- **EXERCISE DIRECTIONS**:
Collect each line of the records containing the string "克纯水温度从".

________________

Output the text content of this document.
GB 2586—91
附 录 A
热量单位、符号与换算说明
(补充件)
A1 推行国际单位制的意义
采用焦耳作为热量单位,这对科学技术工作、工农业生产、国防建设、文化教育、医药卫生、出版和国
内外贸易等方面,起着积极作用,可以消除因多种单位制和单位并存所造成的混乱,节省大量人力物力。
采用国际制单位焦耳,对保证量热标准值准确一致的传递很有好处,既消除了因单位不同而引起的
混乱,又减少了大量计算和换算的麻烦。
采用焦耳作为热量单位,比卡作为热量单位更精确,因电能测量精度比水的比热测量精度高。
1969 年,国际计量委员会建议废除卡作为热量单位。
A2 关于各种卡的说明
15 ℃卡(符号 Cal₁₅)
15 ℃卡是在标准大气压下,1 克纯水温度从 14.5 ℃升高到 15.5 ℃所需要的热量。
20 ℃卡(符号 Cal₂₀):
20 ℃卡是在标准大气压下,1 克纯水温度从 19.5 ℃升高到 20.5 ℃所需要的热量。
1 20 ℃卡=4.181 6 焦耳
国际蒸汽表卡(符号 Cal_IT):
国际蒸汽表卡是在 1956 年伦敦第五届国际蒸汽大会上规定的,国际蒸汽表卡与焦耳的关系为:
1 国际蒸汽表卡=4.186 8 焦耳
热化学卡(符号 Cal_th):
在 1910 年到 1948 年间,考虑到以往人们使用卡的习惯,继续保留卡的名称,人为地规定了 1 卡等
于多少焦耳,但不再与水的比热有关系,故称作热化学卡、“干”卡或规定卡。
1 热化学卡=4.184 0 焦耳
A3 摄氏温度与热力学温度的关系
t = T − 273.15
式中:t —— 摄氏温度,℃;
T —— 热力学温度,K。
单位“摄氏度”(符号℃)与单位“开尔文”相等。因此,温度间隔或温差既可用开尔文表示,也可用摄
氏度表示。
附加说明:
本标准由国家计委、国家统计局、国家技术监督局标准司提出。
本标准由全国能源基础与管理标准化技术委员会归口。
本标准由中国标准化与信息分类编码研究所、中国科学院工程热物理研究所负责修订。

________________

- **ANSWER TO THE EXERCISE**:
15 ℃卡是在标准大气压下,1 克纯水温度从 14.5 ℃升高到 15.5 ℃所需要的热量。
20 ℃卡是在标准大气压下,1 克纯水温度从 19.5 ℃升高到 20.5 ℃所需要的热量。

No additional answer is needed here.